Exercise task
All of the listing below must be repeated word for word. Pictures are the only thing to omit.

+ + + + + + +

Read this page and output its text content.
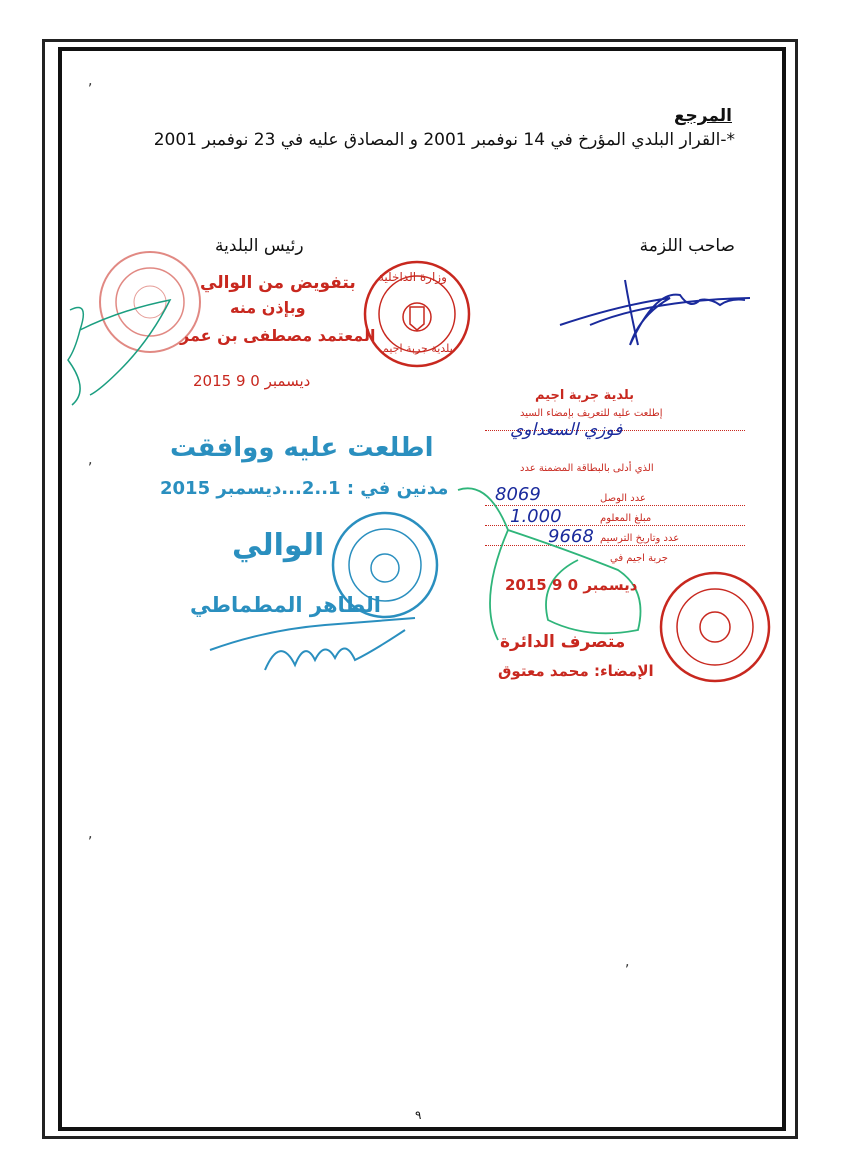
,
,
,
,
المرجع
*-القرار البلدي المؤرخ في 14 نوفمبر 2001 و المصادق عليه في 23 نوفمبر 2001
رئيس البلدية	صاحب اللزمة
بتفويض من الوالي
وبإذن منه
المعتمد مصطفى بن عمر
وزارة الداخلية
بلدية جربة اجيم
2015 ديسمبر 0 9
اطلعت عليه ووافقت
مدنين في : 1..2...ديسمبر 2015
الوالي
الطاهر المطماطي
بلدية جربة اجيم
إطلعت عليه للتعريف بإمضاء السيد
الذي أدلى بالبطاقة المضمنة عدد
عدد الوصل
مبلغ المعلوم
عدد وتاريخ الترسيم
جربة اجيم في
فوزي السعداوي
8069
1.000
9668
2015 ديسمبر 0 9
متصرف الدائرة
الإمضاء: محمد معتوق
٩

+ + + + + + +

Exercise answer
Read this page and output its text content.
,
,
,
,
المرجع
*-القرار البلدي المؤرخ في 14 نوفمبر 2001 و المصادق عليه في 23 نوفمبر 2001
رئيس البلدية	صاحب اللزمة
بتفويض من الوالي
وبإذن منه
المعتمد مصطفى بن عمر
وزارة الداخلية
بلدية جربة اجيم
2015 ديسمبر 0 9
اطلعت عليه ووافقت
مدنين في : 1..2...ديسمبر 2015
الوالي
الطاهر المطماطي
بلدية جربة اجيم
إطلعت عليه للتعريف بإمضاء السيد
الذي أدلى بالبطاقة المضمنة عدد
عدد الوصل
مبلغ المعلوم
عدد وتاريخ الترسيم
جربة اجيم في
فوزي السعداوي
8069
1.000
9668
2015 ديسمبر 0 9
متصرف الدائرة
الإمضاء: محمد معتوق
٩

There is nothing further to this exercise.